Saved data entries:
──────

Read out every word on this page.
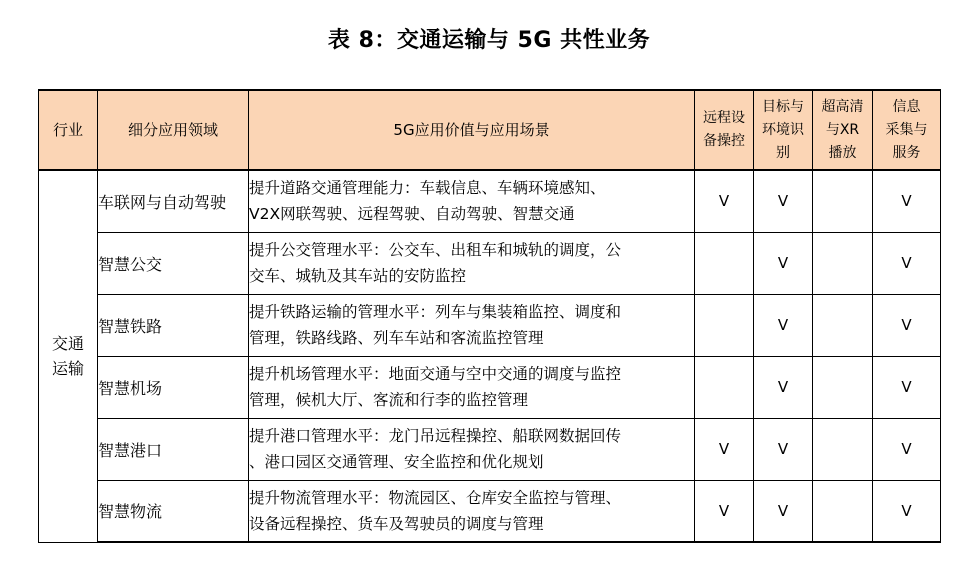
表 8：交通运输与 5G 共性业务
行业	细分应用领域	5G应用价值与应用场景	远程设
备操控	目标与
环境识
别	超高清
与XR
播放	信息
采集与
服务
交通
运输	车联网与自动驾驶	提升道路交通管理能力：车载信息、车辆环境感知、
V2X网联驾驶、远程驾驶、自动驾驶、智慧交通	V	V		V
	智慧公交	提升公交管理水平：公交车、出租车和城轨的调度，公
交车、城轨及其车站的安防监控		V		V
	智慧铁路	提升铁路运输的管理水平：列车与集装箱监控、调度和
管理，铁路线路、列车车站和客流监控管理		V		V
	智慧机场	提升机场管理水平：地面交通与空中交通的调度与监控
管理，候机大厅、客流和行李的监控管理		V		V
	智慧港口	提升港口管理水平：龙门吊远程操控、船联网数据回传
、港口园区交通管理、安全监控和优化规划	V	V		V
	智慧物流	提升物流管理水平：物流园区、仓库安全监控与管理、
设备远程操控、货车及驾驶员的调度与管理	V	V		V
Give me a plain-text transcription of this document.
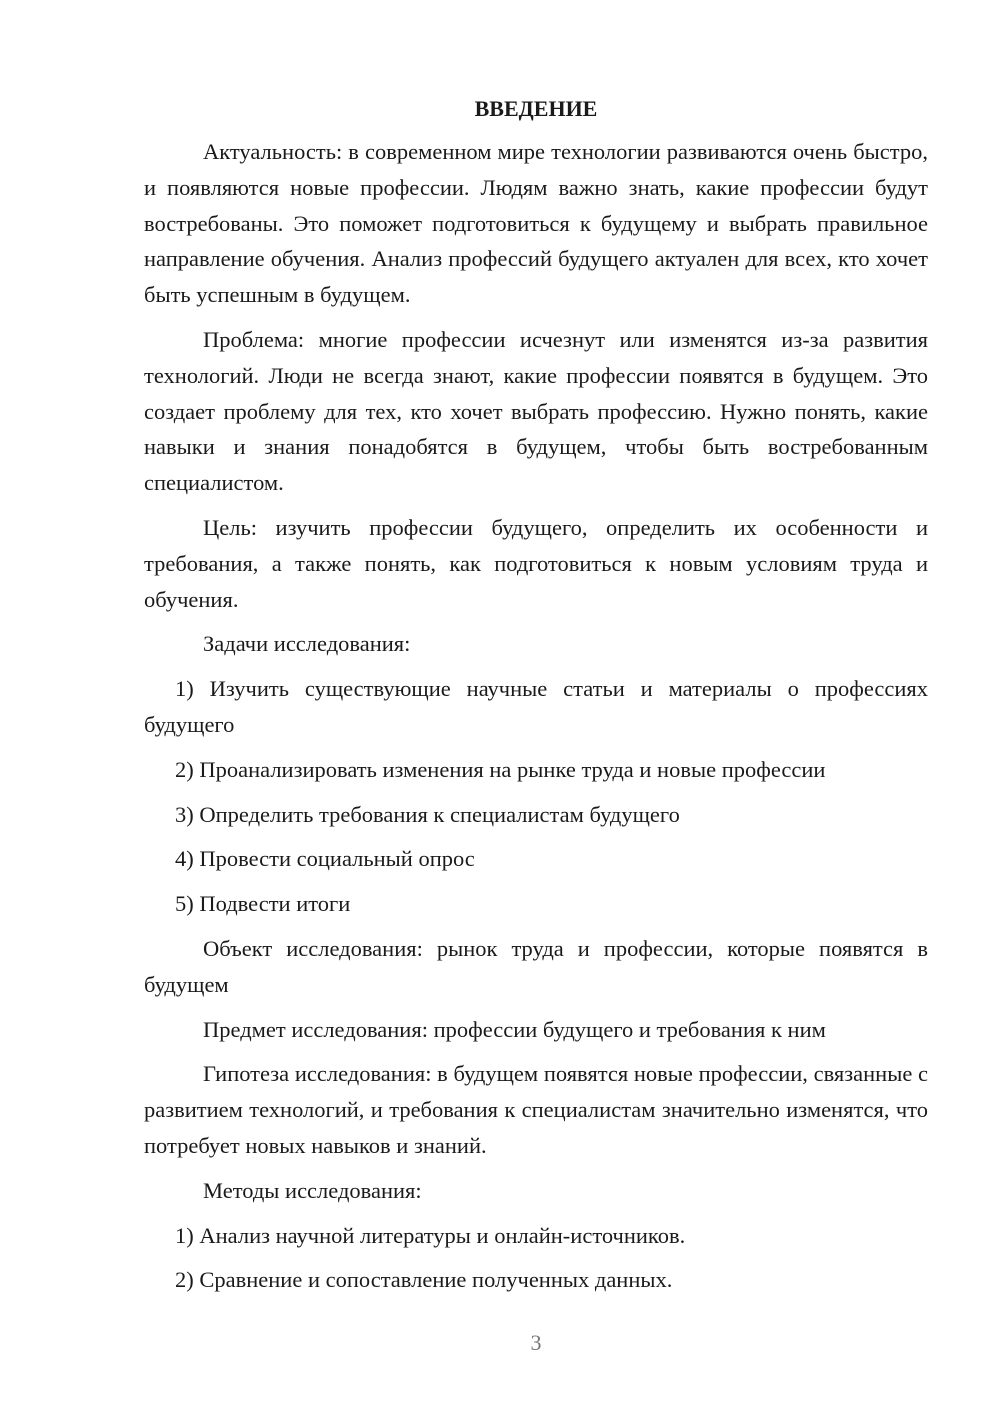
ВВЕДЕНИЕ

Актуальность: в современном мире технологии развиваются очень быстро, и появляются новые профессии. Людям важно знать, какие профессии будут востребованы. Это поможет подготовиться к будущему и выбрать правильное направление обучения. Анализ профессий будущего актуален для всех, кто хочет быть успешным в будущем.

Проблема: многие профессии исчезнут или изменятся из-за развития технологий. Люди не всегда знают, какие профессии появятся в будущем. Это создает проблему для тех, кто хочет выбрать профессию. Нужно понять, какие навыки и знания понадобятся в будущем, чтобы быть востребованным специалистом.

Цель: изучить профессии будущего, определить их особенности и требования, а также понять, как подготовиться к новым условиям труда и обучения.

Задачи исследования:

1) Изучить существующие научные статьи и материалы о профессиях будущего

2) Проанализировать изменения на рынке труда и новые профессии

3) Определить требования к специалистам будущего

4) Провести социальный опрос

5) Подвести итоги

Объект исследования: рынок труда и профессии, которые появятся в будущем

Предмет исследования: профессии будущего и требования к ним

Гипотеза исследования: в будущем появятся новые профессии, связанные с развитием технологий, и требования к специалистам значительно изменятся, что потребует новых навыков и знаний.

Методы исследования:

1) Анализ научной литературы и онлайн-источников.

2) Сравнение и сопоставление полученных данных.

3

──────

**Task to complete:** Produce an exact copy of the lines from the line containing "Give me a plain-text" through the last line of the records, with no pictures and no other text.

**Solution to the exercise:**
Give me a plain-text transcription of this document.
ВВЕДЕНИЕ

Актуальность: в современном мире технологии развиваются очень быстро, и появляются новые профессии. Людям важно знать, какие профессии будут востребованы. Это поможет подготовиться к будущему и выбрать правильное направление обучения. Анализ профессий будущего актуален для всех, кто хочет быть успешным в будущем.

Проблема: многие профессии исчезнут или изменятся из-за развития технологий. Люди не всегда знают, какие профессии появятся в будущем. Это создает проблему для тех, кто хочет выбрать профессию. Нужно понять, какие навыки и знания понадобятся в будущем, чтобы быть востребованным специалистом.

Цель: изучить профессии будущего, определить их особенности и требования, а также понять, как подготовиться к новым условиям труда и обучения.

Задачи исследования:

1) Изучить существующие научные статьи и материалы о профессиях будущего

2) Проанализировать изменения на рынке труда и новые профессии

3) Определить требования к специалистам будущего

4) Провести социальный опрос

5) Подвести итоги

Объект исследования: рынок труда и профессии, которые появятся в будущем

Предмет исследования: профессии будущего и требования к ним

Гипотеза исследования: в будущем появятся новые профессии, связанные с развитием технологий, и требования к специалистам значительно изменятся, что потребует новых навыков и знаний.

Методы исследования:

1) Анализ научной литературы и онлайн-источников.

2) Сравнение и сопоставление полученных данных.

3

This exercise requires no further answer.